◆ **Exercise description**
Exactly reproduce the entries, dropping any pictures from your copy.

◆ **Record set**
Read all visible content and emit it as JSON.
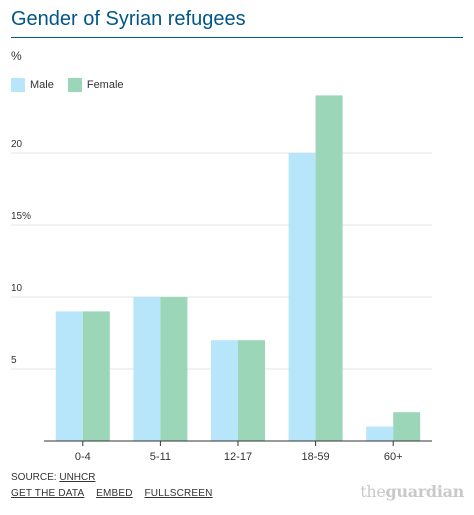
{
  "header": {
    "title": "Gender of Syrian refugees",
    "unit": "%"
  },
  "legend": {
    "male_label": "Male",
    "female_label": "Female"
  },
  "footer": {
    "source_prefix": "SOURCE:",
    "source_link": "UNHCR",
    "get_data": "GET THE DATA",
    "embed": "EMBED",
    "fullscreen": "FULLSCREEN",
    "brand_the": "the",
    "brand_name": "guardian"
  },
  "colors": {
    "title": "#005689",
    "male": "#b7e6fb",
    "female": "#9bd6b8",
    "grid": "#e3e3e3",
    "axis": "#333333"
  },
  "chart_data": {
    "type": "bar",
    "title": "Gender of Syrian refugees",
    "ylabel": "%",
    "categories": [
      "0-4",
      "5-11",
      "12-17",
      "18-59",
      "60+"
    ],
    "series": [
      {
        "name": "Male",
        "values": [
          9,
          10,
          7,
          20,
          1
        ]
      },
      {
        "name": "Female",
        "values": [
          9,
          10,
          7,
          24,
          2
        ]
      }
    ],
    "ylim": [
      0,
      25
    ],
    "yticks": [
      5,
      10,
      15,
      20
    ],
    "ytick_labels": [
      "5",
      "10",
      "15%",
      "20"
    ],
    "grid": true,
    "legend_position": "top-left"
  }
}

◆ **Finished task**
Read all visible content and emit it as JSON.
{
  "header": {
    "title": "Gender of Syrian refugees",
    "unit": "%"
  },
  "legend": {
    "male_label": "Male",
    "female_label": "Female"
  },
  "footer": {
    "source_prefix": "SOURCE:",
    "source_link": "UNHCR",
    "get_data": "GET THE DATA",
    "embed": "EMBED",
    "fullscreen": "FULLSCREEN",
    "brand_the": "the",
    "brand_name": "guardian"
  },
  "colors": {
    "title": "#005689",
    "male": "#b7e6fb",
    "female": "#9bd6b8",
    "grid": "#e3e3e3",
    "axis": "#333333"
  },
  "chart_data": {
    "type": "bar",
    "title": "Gender of Syrian refugees",
    "ylabel": "%",
    "categories": [
      "0-4",
      "5-11",
      "12-17",
      "18-59",
      "60+"
    ],
    "series": [
      {
        "name": "Male",
        "values": [
          9,
          10,
          7,
          20,
          1
        ]
      },
      {
        "name": "Female",
        "values": [
          9,
          10,
          7,
          24,
          2
        ]
      }
    ],
    "ylim": [
      0,
      25
    ],
    "yticks": [
      5,
      10,
      15,
      20
    ],
    "ytick_labels": [
      "5",
      "10",
      "15%",
      "20"
    ],
    "grid": true,
    "legend_position": "top-left"
  }
}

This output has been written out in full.